[Collection entries]
========================
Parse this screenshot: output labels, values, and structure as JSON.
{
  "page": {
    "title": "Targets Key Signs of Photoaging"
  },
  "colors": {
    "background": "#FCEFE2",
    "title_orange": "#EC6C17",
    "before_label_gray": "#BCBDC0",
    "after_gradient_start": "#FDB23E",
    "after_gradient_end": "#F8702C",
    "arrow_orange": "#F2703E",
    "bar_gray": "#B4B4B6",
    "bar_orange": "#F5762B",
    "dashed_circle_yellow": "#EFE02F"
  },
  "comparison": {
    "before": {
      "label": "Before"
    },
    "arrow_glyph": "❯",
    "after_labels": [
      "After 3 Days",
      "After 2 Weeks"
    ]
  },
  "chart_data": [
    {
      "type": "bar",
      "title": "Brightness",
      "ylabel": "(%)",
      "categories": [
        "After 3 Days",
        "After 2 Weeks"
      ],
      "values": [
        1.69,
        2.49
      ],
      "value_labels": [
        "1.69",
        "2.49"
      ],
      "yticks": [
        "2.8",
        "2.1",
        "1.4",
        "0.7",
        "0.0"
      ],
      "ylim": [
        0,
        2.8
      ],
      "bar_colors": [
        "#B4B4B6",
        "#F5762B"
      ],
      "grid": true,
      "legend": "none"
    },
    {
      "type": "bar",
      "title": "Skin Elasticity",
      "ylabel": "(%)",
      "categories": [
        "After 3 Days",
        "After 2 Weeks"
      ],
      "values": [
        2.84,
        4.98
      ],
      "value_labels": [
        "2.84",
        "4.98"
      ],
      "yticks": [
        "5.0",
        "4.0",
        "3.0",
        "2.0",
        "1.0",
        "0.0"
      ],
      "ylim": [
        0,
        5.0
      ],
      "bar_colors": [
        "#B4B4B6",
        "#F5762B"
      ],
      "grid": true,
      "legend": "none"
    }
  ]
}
========================
## Stated exercise
Reproduce each entry above exactly, keeping every word.

## Answer
Parse this screenshot: output labels, values, and structure as JSON.
{
  "page": {
    "title": "Targets Key Signs of Photoaging"
  },
  "colors": {
    "background": "#FCEFE2",
    "title_orange": "#EC6C17",
    "before_label_gray": "#BCBDC0",
    "after_gradient_start": "#FDB23E",
    "after_gradient_end": "#F8702C",
    "arrow_orange": "#F2703E",
    "bar_gray": "#B4B4B6",
    "bar_orange": "#F5762B",
    "dashed_circle_yellow": "#EFE02F"
  },
  "comparison": {
    "before": {
      "label": "Before"
    },
    "arrow_glyph": "❯",
    "after_labels": [
      "After 3 Days",
      "After 2 Weeks"
    ]
  },
  "chart_data": [
    {
      "type": "bar",
      "title": "Brightness",
      "ylabel": "(%)",
      "categories": [
        "After 3 Days",
        "After 2 Weeks"
      ],
      "values": [
        1.69,
        2.49
      ],
      "value_labels": [
        "1.69",
        "2.49"
      ],
      "yticks": [
        "2.8",
        "2.1",
        "1.4",
        "0.7",
        "0.0"
      ],
      "ylim": [
        0,
        2.8
      ],
      "bar_colors": [
        "#B4B4B6",
        "#F5762B"
      ],
      "grid": true,
      "legend": "none"
    },
    {
      "type": "bar",
      "title": "Skin Elasticity",
      "ylabel": "(%)",
      "categories": [
        "After 3 Days",
        "After 2 Weeks"
      ],
      "values": [
        2.84,
        4.98
      ],
      "value_labels": [
        "2.84",
        "4.98"
      ],
      "yticks": [
        "5.0",
        "4.0",
        "3.0",
        "2.0",
        "1.0",
        "0.0"
      ],
      "ylim": [
        0,
        5.0
      ],
      "bar_colors": [
        "#B4B4B6",
        "#F5762B"
      ],
      "grid": true,
      "legend": "none"
    }
  ]
}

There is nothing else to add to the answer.